» **WHAT TO DO**: Without the pictures, return all of the material exactly as written.

» **DATA ROWS**:
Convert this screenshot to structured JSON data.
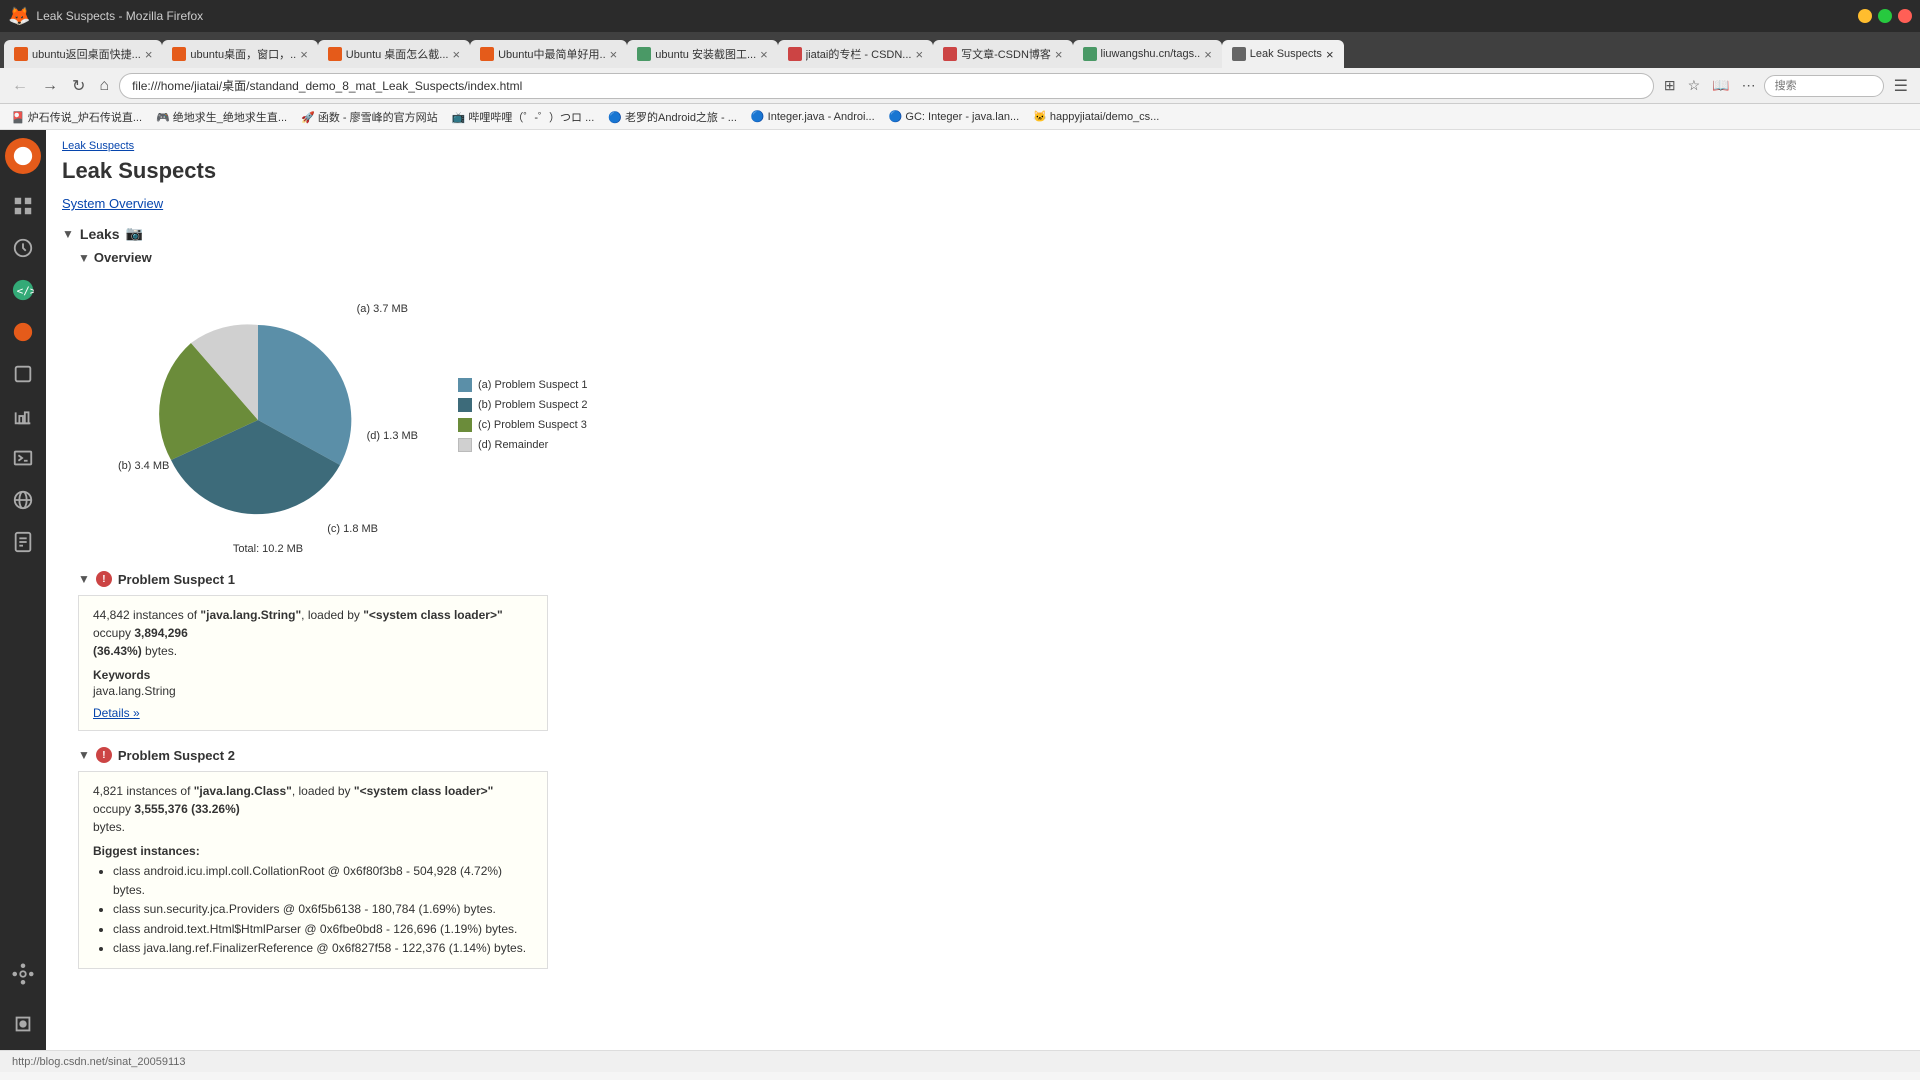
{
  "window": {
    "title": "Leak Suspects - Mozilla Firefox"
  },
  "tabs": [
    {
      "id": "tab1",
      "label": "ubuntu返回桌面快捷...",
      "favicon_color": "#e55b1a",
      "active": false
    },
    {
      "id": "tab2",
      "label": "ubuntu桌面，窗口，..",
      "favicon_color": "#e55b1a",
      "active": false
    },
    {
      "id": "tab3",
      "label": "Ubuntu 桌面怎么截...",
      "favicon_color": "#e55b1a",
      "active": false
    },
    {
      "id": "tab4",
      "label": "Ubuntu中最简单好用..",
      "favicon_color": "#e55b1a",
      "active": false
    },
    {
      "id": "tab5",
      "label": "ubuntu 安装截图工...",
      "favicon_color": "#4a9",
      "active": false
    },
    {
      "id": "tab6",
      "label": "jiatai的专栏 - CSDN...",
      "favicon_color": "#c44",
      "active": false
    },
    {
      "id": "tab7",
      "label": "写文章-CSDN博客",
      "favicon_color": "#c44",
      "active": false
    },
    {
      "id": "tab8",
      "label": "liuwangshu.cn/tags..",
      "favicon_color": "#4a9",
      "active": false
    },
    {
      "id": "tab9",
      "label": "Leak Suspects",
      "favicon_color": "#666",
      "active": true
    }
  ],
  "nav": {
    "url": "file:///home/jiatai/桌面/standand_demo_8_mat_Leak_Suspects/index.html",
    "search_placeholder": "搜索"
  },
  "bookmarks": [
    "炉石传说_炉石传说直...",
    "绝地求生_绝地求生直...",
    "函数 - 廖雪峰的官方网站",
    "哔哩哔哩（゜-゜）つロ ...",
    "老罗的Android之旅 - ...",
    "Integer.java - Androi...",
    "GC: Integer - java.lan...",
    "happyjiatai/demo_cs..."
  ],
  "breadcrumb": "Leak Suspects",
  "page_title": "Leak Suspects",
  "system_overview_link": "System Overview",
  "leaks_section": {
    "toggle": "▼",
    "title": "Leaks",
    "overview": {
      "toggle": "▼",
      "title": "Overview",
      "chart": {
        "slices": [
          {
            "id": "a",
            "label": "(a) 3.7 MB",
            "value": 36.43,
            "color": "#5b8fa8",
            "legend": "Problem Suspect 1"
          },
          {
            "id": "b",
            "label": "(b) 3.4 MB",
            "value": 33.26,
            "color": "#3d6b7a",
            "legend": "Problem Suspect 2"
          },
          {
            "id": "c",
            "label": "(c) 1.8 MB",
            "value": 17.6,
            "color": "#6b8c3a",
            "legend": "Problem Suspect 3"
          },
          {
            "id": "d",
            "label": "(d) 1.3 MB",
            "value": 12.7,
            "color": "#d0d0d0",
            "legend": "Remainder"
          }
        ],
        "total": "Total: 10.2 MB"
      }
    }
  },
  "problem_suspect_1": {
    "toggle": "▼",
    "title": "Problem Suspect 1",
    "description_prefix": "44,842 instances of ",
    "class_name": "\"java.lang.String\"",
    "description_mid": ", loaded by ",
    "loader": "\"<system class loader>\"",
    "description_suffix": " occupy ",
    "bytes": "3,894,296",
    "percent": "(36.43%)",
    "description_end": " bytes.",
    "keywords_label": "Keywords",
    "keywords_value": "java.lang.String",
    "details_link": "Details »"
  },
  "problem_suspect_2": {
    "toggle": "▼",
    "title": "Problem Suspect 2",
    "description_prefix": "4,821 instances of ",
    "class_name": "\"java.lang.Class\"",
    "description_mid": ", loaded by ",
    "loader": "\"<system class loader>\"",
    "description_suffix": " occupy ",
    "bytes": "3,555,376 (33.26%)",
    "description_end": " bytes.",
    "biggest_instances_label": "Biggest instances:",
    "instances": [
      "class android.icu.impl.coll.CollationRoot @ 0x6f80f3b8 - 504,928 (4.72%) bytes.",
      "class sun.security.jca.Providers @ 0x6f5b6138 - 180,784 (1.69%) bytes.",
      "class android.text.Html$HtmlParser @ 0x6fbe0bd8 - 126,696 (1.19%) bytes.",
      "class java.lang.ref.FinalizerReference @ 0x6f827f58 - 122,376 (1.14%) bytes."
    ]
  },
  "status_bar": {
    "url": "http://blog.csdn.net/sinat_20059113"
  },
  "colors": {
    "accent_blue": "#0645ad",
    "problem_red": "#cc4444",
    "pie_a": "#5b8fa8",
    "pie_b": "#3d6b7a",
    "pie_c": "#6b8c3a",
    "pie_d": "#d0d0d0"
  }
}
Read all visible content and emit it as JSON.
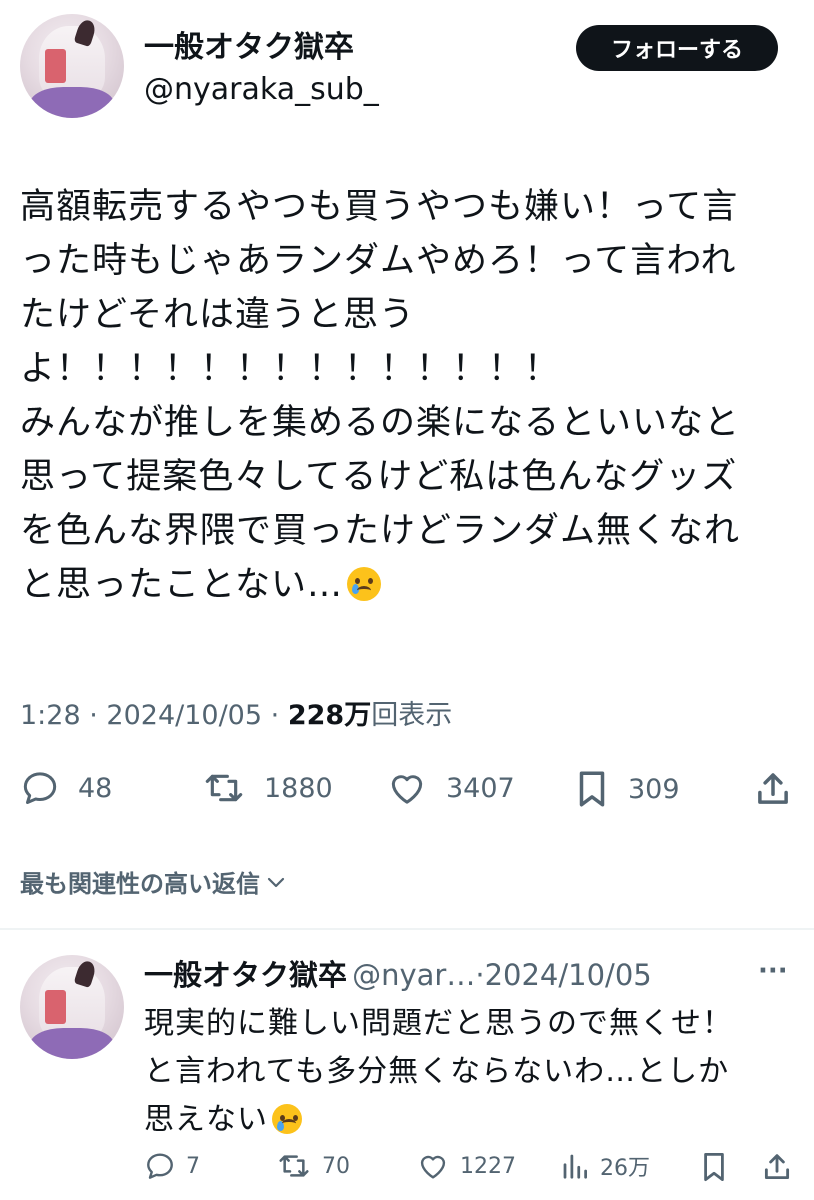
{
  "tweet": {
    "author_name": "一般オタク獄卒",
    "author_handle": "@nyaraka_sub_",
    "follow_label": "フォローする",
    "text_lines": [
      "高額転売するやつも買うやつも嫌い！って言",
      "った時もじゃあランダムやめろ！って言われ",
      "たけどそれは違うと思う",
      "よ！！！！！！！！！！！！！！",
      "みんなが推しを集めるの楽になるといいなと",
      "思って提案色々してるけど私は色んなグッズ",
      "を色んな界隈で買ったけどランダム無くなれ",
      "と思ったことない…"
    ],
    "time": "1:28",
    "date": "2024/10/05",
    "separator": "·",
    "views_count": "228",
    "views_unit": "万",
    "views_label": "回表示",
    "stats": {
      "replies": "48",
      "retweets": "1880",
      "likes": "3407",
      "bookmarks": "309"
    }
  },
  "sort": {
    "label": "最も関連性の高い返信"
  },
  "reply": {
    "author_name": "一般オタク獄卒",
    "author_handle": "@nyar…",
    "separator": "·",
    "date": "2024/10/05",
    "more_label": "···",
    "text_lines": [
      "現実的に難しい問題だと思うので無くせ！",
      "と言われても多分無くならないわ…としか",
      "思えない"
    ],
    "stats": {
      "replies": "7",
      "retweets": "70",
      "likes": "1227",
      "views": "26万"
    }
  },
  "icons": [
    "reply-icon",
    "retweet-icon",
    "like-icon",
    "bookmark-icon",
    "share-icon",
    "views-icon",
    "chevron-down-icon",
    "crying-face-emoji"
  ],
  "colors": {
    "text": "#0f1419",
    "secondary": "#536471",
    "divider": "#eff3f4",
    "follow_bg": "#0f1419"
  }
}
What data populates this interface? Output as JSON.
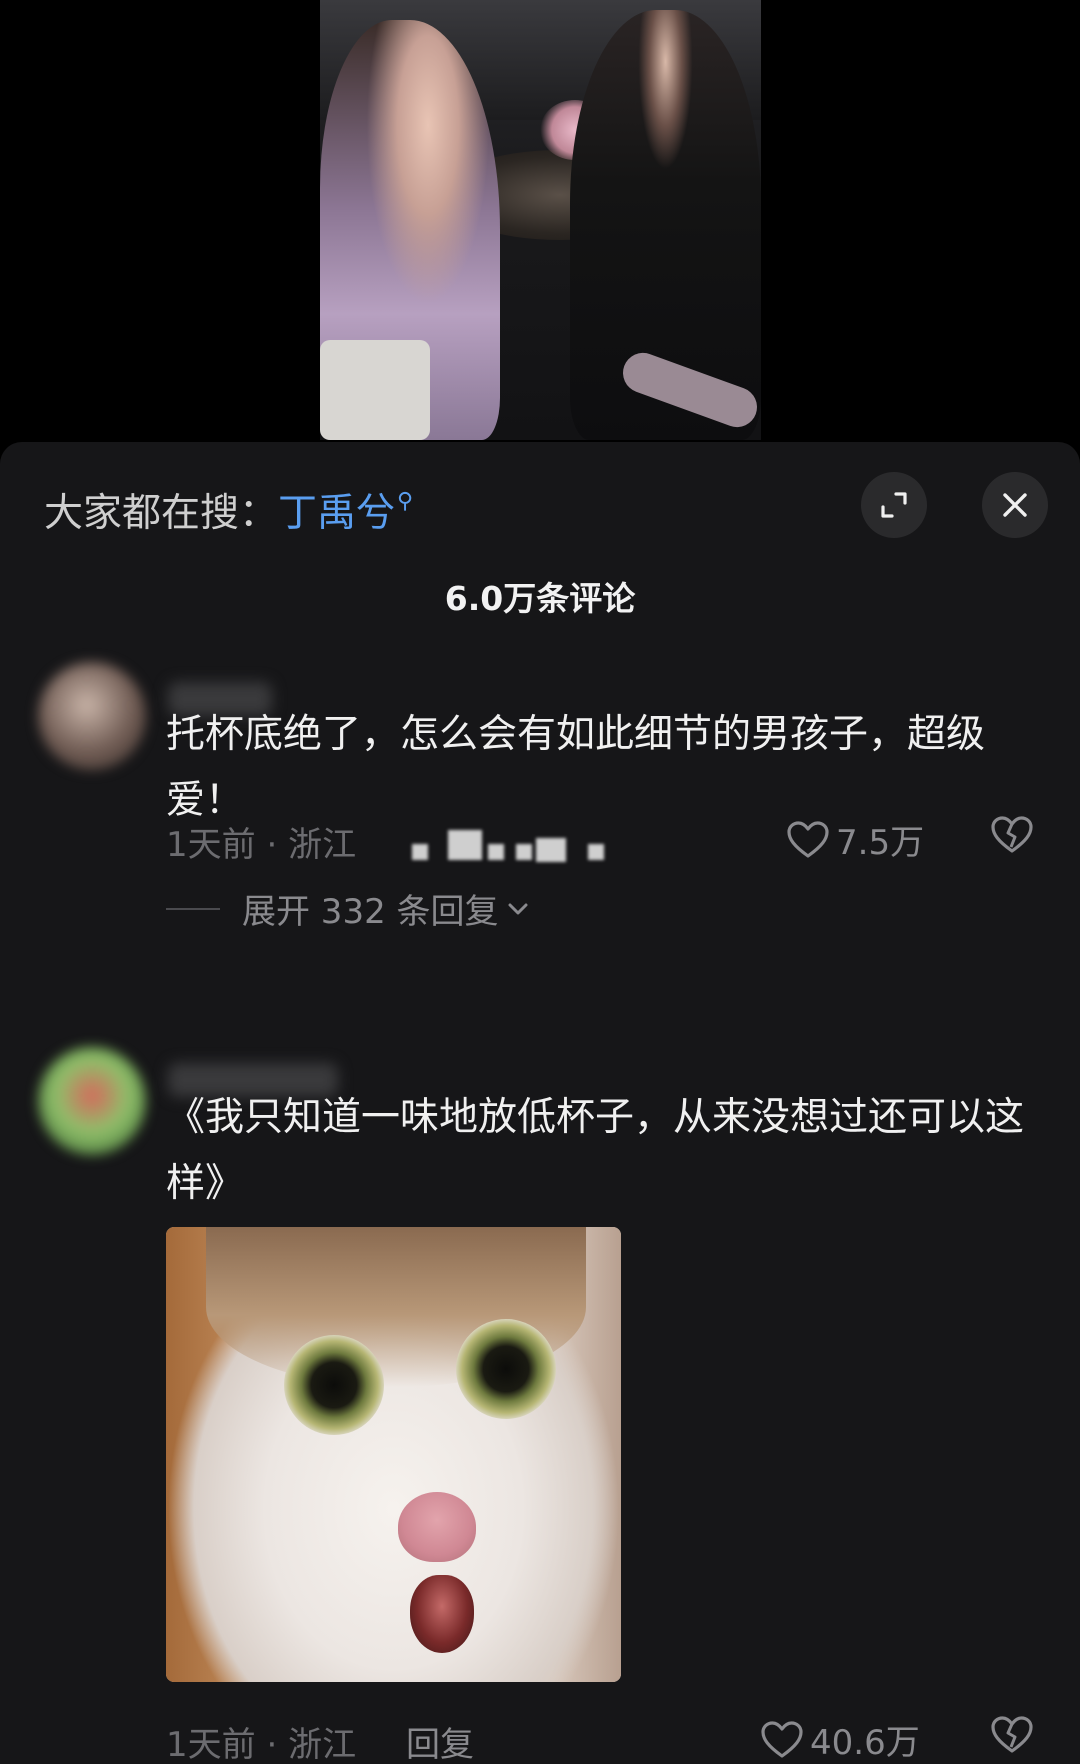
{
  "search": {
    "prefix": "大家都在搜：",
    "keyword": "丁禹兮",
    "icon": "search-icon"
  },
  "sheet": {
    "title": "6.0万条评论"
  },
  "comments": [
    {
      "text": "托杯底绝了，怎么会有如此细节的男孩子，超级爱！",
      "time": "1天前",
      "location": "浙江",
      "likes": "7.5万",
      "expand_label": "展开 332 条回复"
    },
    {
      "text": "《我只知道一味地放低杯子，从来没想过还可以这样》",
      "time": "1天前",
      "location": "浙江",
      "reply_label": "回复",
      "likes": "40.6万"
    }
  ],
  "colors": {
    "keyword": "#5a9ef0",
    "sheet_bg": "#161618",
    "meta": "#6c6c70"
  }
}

» **OUTPUT**:
Convert this screenshot to structured JSON data.
{
  "window": {
    "title": "Leak Suspects - Mozilla Firefox"
  },
  "tabs": [
    {
      "id": "tab1",
      "label": "ubuntu返回桌面快捷...",
      "favicon_color": "#e55b1a",
      "active": false
    },
    {
      "id": "tab2",
      "label": "ubuntu桌面，窗口，..",
      "favicon_color": "#e55b1a",
      "active": false
    },
    {
      "id": "tab3",
      "label": "Ubuntu 桌面怎么截...",
      "favicon_color": "#e55b1a",
      "active": false
    },
    {
      "id": "tab4",
      "label": "Ubuntu中最简单好用..",
      "favicon_color": "#e55b1a",
      "active": false
    },
    {
      "id": "tab5",
      "label": "ubuntu 安装截图工...",
      "favicon_color": "#4a9",
      "active": false
    },
    {
      "id": "tab6",
      "label": "jiatai的专栏 - CSDN...",
      "favicon_color": "#c44",
      "active": false
    },
    {
      "id": "tab7",
      "label": "写文章-CSDN博客",
      "favicon_color": "#c44",
      "active": false
    },
    {
      "id": "tab8",
      "label": "liuwangshu.cn/tags..",
      "favicon_color": "#4a9",
      "active": false
    },
    {
      "id": "tab9",
      "label": "Leak Suspects",
      "favicon_color": "#666",
      "active": true
    }
  ],
  "nav": {
    "url": "file:///home/jiatai/桌面/standand_demo_8_mat_Leak_Suspects/index.html",
    "search_placeholder": "搜索"
  },
  "bookmarks": [
    "炉石传说_炉石传说直...",
    "绝地求生_绝地求生直...",
    "函数 - 廖雪峰的官方网站",
    "哔哩哔哩（゜-゜）つロ ...",
    "老罗的Android之旅 - ...",
    "Integer.java - Androi...",
    "GC: Integer - java.lan...",
    "happyjiatai/demo_cs..."
  ],
  "breadcrumb": "Leak Suspects",
  "page_title": "Leak Suspects",
  "system_overview_link": "System Overview",
  "leaks_section": {
    "toggle": "▼",
    "title": "Leaks",
    "overview": {
      "toggle": "▼",
      "title": "Overview",
      "chart": {
        "slices": [
          {
            "id": "a",
            "label": "(a) 3.7 MB",
            "value": 36.43,
            "color": "#5b8fa8",
            "legend": "Problem Suspect 1"
          },
          {
            "id": "b",
            "label": "(b) 3.4 MB",
            "value": 33.26,
            "color": "#3d6b7a",
            "legend": "Problem Suspect 2"
          },
          {
            "id": "c",
            "label": "(c) 1.8 MB",
            "value": 17.6,
            "color": "#6b8c3a",
            "legend": "Problem Suspect 3"
          },
          {
            "id": "d",
            "label": "(d) 1.3 MB",
            "value": 12.7,
            "color": "#d0d0d0",
            "legend": "Remainder"
          }
        ],
        "total": "Total: 10.2 MB"
      }
    }
  },
  "problem_suspect_1": {
    "toggle": "▼",
    "title": "Problem Suspect 1",
    "description_prefix": "44,842 instances of ",
    "class_name": "\"java.lang.String\"",
    "description_mid": ", loaded by ",
    "loader": "\"<system class loader>\"",
    "description_suffix": " occupy ",
    "bytes": "3,894,296",
    "percent": "(36.43%)",
    "description_end": " bytes.",
    "keywords_label": "Keywords",
    "keywords_value": "java.lang.String",
    "details_link": "Details »"
  },
  "problem_suspect_2": {
    "toggle": "▼",
    "title": "Problem Suspect 2",
    "description_prefix": "4,821 instances of ",
    "class_name": "\"java.lang.Class\"",
    "description_mid": ", loaded by ",
    "loader": "\"<system class loader>\"",
    "description_suffix": " occupy ",
    "bytes": "3,555,376 (33.26%)",
    "description_end": " bytes.",
    "biggest_instances_label": "Biggest instances:",
    "instances": [
      "class android.icu.impl.coll.CollationRoot @ 0x6f80f3b8 - 504,928 (4.72%) bytes.",
      "class sun.security.jca.Providers @ 0x6f5b6138 - 180,784 (1.69%) bytes.",
      "class android.text.Html$HtmlParser @ 0x6fbe0bd8 - 126,696 (1.19%) bytes.",
      "class java.lang.ref.FinalizerReference @ 0x6f827f58 - 122,376 (1.14%) bytes."
    ]
  },
  "status_bar": {
    "url": "http://blog.csdn.net/sinat_20059113"
  },
  "colors": {
    "accent_blue": "#0645ad",
    "problem_red": "#cc4444",
    "pie_a": "#5b8fa8",
    "pie_b": "#3d6b7a",
    "pie_c": "#6b8c3a",
    "pie_d": "#d0d0d0"
  }
}
Read all visible content and emit it as JSON.
{
  "tweet": {
    "author_name": "一般オタク獄卒",
    "author_handle": "@nyaraka_sub_",
    "follow_label": "フォローする",
    "text_lines": [
      "高額転売するやつも買うやつも嫌い！って言",
      "った時もじゃあランダムやめろ！って言われ",
      "たけどそれは違うと思う",
      "よ！！！！！！！！！！！！！！",
      "みんなが推しを集めるの楽になるといいなと",
      "思って提案色々してるけど私は色んなグッズ",
      "を色んな界隈で買ったけどランダム無くなれ",
      "と思ったことない…"
    ],
    "time": "1:28",
    "date": "2024/10/05",
    "separator": "·",
    "views_count": "228",
    "views_unit": "万",
    "views_label": "回表示",
    "stats": {
      "replies": "48",
      "retweets": "1880",
      "likes": "3407",
      "bookmarks": "309"
    }
  },
  "sort": {
    "label": "最も関連性の高い返信"
  },
  "reply": {
    "author_name": "一般オタク獄卒",
    "author_handle": "@nyar…",
    "separator": "·",
    "date": "2024/10/05",
    "more_label": "···",
    "text_lines": [
      "現実的に難しい問題だと思うので無くせ！",
      "と言われても多分無くならないわ…としか",
      "思えない"
    ],
    "stats": {
      "replies": "7",
      "retweets": "70",
      "likes": "1227",
      "views": "26万"
    }
  },
  "icons": [
    "reply-icon",
    "retweet-icon",
    "like-icon",
    "bookmark-icon",
    "share-icon",
    "views-icon",
    "chevron-down-icon",
    "crying-face-emoji"
  ],
  "colors": {
    "text": "#0f1419",
    "secondary": "#536471",
    "divider": "#eff3f4",
    "follow_bg": "#0f1419"
  }
}
What data populates this interface? Output as JSON.
{
  "search": {
    "prefix": "大家都在搜：",
    "keyword": "丁禹兮",
    "icon": "search-icon"
  },
  "sheet": {
    "title": "6.0万条评论"
  },
  "comments": [
    {
      "text": "托杯底绝了，怎么会有如此细节的男孩子，超级爱！",
      "time": "1天前",
      "location": "浙江",
      "likes": "7.5万",
      "expand_label": "展开 332 条回复"
    },
    {
      "text": "《我只知道一味地放低杯子，从来没想过还可以这样》",
      "time": "1天前",
      "location": "浙江",
      "reply_label": "回复",
      "likes": "40.6万"
    }
  ],
  "colors": {
    "keyword": "#5a9ef0",
    "sheet_bg": "#161618",
    "meta": "#6c6c70"
  }
}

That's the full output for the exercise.